Are you becoming less accepting of "I can't do it" comments from other overweight people?
I must admit that I have no patience whatsoever and tend to be a little rude to overweight people who make the comment that "I can't do that" when they have asked how I lose weight and wanted to know what I did.
They always seem to want me to let slip that I found some magic pill that did it overnight and when they hear the truth suddenly their want to lose weight becomes almost an annoyance at me for having taken time and work to do it.
I have little to no patience with them and tend to end up a little snippy. Especially as they keep asking "well there must be something you used".
Anyone else finding this?
I did find that I did that when I lost weight as a teen. I mean, it wasn't that hard to eat less and better and exercise more.
Now that I have gained it all back and am trying to lose as an adult with a family - not so much. People have to be ready to dedicate themselves to it, and if they aren't accepting that yet, well, then nothing's going to work, and quite frankly, without the dedication, no, they can't do it!
I get quite irritated about people looking for easy answers to complex problems -- whether it is weight management, work, environmental issues, whatever.
I used to give flute lessons when I was in high school, and my pupils would not practice, not make progress, and say things to me like "You have such beautiful tone, how come I don't?" When I answered that I practiced an hour a day their eyes would glaze over. They wanted the results, and thought there had to be a secret way to achieve them (one that didn't involve hard work).
I now tend to give very general answers when people compliment me about my weight loss -- if they are really interested I tend to tell them about the resources on CC and leave it at that.

_REQUIRED ACTION 1:_
From the weight-loss discussion, extract the passage that begins at the words "Are you becoming" and stops after the words "else finding this?".
_REQUIRED ACTION 2:_
State whether each statement below agrees with the weight-loss discussion, answering yes or no and quoting the words of the text that decide it. (a) The pupils of the writer who gave flute lessons practiced regularly. (b) The writer who gave flute lessons practiced an hour a day. (c) The same writer now tells people who are really interested about the resources on CC.

_SUPPLIED ENTRIES:_
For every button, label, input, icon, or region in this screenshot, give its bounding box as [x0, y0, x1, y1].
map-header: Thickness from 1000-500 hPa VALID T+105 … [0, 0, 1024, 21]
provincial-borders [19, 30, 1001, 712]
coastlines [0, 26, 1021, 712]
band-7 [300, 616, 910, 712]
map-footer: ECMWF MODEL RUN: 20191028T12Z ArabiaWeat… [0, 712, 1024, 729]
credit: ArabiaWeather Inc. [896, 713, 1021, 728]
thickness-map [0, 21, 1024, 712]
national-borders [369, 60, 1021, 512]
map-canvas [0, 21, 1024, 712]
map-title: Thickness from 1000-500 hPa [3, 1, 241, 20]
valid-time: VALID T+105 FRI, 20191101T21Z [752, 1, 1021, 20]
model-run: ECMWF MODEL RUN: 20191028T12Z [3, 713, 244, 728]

_ANSWER SECTION 1:_
Are you becoming less accepting of "I can't do it" comments from other overweight people?
I must admit that I have no patience whatsoever and tend to be a little rude to overweight people who make the comment that "I can't do that" when they have asked how I lose weight and wanted to know what I did.
They always seem to want me to let slip that I found some magic pill that did it overnight and when they hear the truth suddenly their want to lose weight becomes almost an annoyance at me for having taken time and work to do it.
I have little to no patience with them and tend to end up a little snippy. Especially as they keep asking "well there must be something you used".
Anyone else finding this?

_ANSWER SECTION 2:_
(a) No: "my pupils would not practice, not make progress"
(b) Yes: "I practiced an hour a day"
(c) Yes: "if they are really interested I tend to tell them about the resources on CC and leave it at that"